#### Given records:
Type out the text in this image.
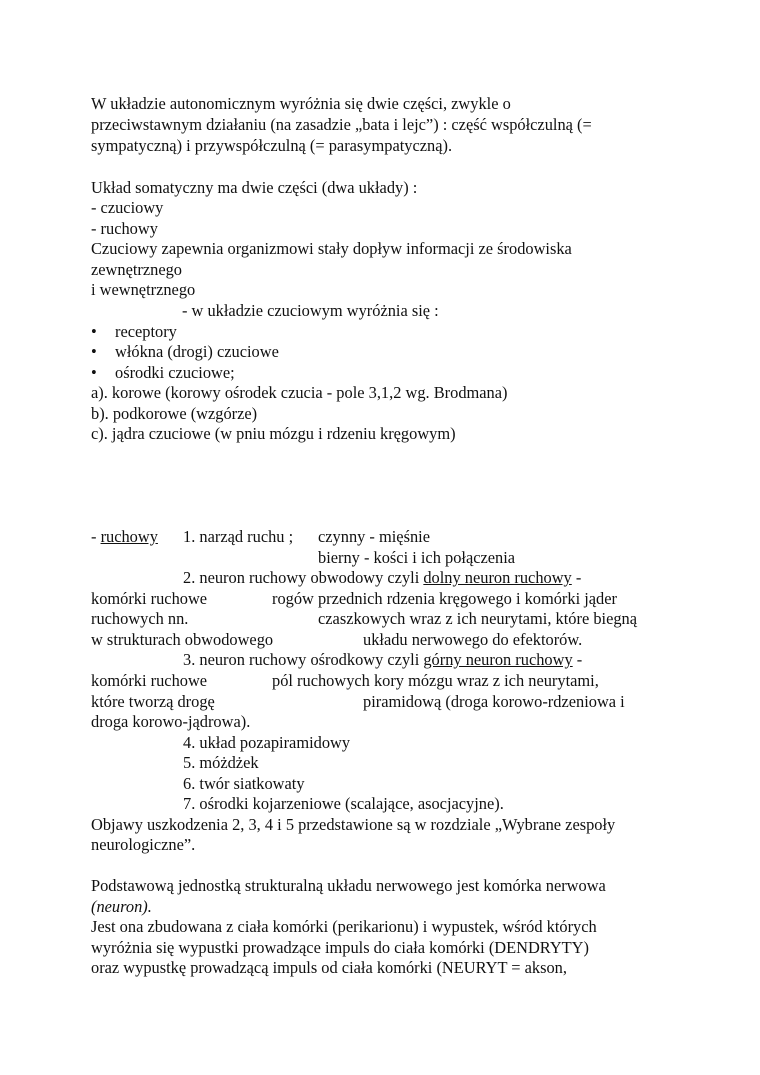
W układzie autonomicznym wyróżnia się dwie części, zwykle o
przeciwstawnym działaniu (na zasadzie „bata i lejc”) : część współczulną (=
sympatyczną) i przywspółczulną (= parasympatyczną).
Układ somatyczny ma dwie części (dwa układy) :
- czuciowy
- ruchowy
Czuciowy zapewnia organizmowi stały dopływ informacji ze środowiska
zewnętrznego
i wewnętrznego
- w układzie czuciowym wyróżnia się :
• receptory
• włókna (drogi) czuciowe
• ośrodki czuciowe;
a). korowe (korowy ośrodek czucia - pole 3,1,2 wg. Brodmana)
b). podkorowe (wzgórze)
c). jądra czuciowe (w pniu mózgu i rdzeniu kręgowym)
- ruchowy 1. narząd ruchu ; czynny - mięśnie
bierny - kości i ich połączenia
2. neuron ruchowy obwodowy czyli dolny neuron ruchowy -
komórki ruchowe	rogów przednich rdzenia kręgowego i komórki jąder
ruchowych nn.	czaszkowych wraz z ich neurytami, które biegną
w strukturach obwodowego	układu nerwowego do efektorów.
3. neuron ruchowy ośrodkowy czyli górny neuron ruchowy -
komórki ruchowe	pól ruchowych kory mózgu wraz z ich neurytami,
które tworzą drogę	piramidową (droga korowo-rdzeniowa i
droga korowo-jądrowa).
4. układ pozapiramidowy
5. móżdżek
6. twór siatkowaty
7. ośrodki kojarzeniowe (scalające, asocjacyjne).
Objawy uszkodzenia 2, 3, 4 i 5 przedstawione są w rozdziale „Wybrane zespoły
neurologiczne”.
Podstawową jednostką strukturalną układu nerwowego jest komórka nerwowa
(neuron).
Jest ona zbudowana z ciała komórki (perikarionu) i wypustek, wśród których
wyróżnia się wypustki prowadzące impuls do ciała komórki (DENDRYTY)
oraz wypustkę prowadzącą impuls od ciała komórki (NEURYT = akson,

#### Goal:
Repeat all of the data above word for word, minus the pictures.

#### In response:
Type out the text in this image.
W układzie autonomicznym wyróżnia się dwie części, zwykle o
przeciwstawnym działaniu (na zasadzie „bata i lejc”) : część współczulną (=
sympatyczną) i przywspółczulną (= parasympatyczną).
Układ somatyczny ma dwie części (dwa układy) :
- czuciowy
- ruchowy
Czuciowy zapewnia organizmowi stały dopływ informacji ze środowiska
zewnętrznego
i wewnętrznego
- w układzie czuciowym wyróżnia się :
• receptory
• włókna (drogi) czuciowe
• ośrodki czuciowe;
a). korowe (korowy ośrodek czucia - pole 3,1,2 wg. Brodmana)
b). podkorowe (wzgórze)
c). jądra czuciowe (w pniu mózgu i rdzeniu kręgowym)
- ruchowy 1. narząd ruchu ; czynny - mięśnie
bierny - kości i ich połączenia
2. neuron ruchowy obwodowy czyli dolny neuron ruchowy -
komórki ruchowe	rogów przednich rdzenia kręgowego i komórki jąder
ruchowych nn.	czaszkowych wraz z ich neurytami, które biegną
w strukturach obwodowego	układu nerwowego do efektorów.
3. neuron ruchowy ośrodkowy czyli górny neuron ruchowy -
komórki ruchowe	pól ruchowych kory mózgu wraz z ich neurytami,
które tworzą drogę	piramidową (droga korowo-rdzeniowa i
droga korowo-jądrowa).
4. układ pozapiramidowy
5. móżdżek
6. twór siatkowaty
7. ośrodki kojarzeniowe (scalające, asocjacyjne).
Objawy uszkodzenia 2, 3, 4 i 5 przedstawione są w rozdziale „Wybrane zespoły
neurologiczne”.
Podstawową jednostką strukturalną układu nerwowego jest komórka nerwowa
(neuron).
Jest ona zbudowana z ciała komórki (perikarionu) i wypustek, wśród których
wyróżnia się wypustki prowadzące impuls do ciała komórki (DENDRYTY)
oraz wypustkę prowadzącą impuls od ciała komórki (NEURYT = akson,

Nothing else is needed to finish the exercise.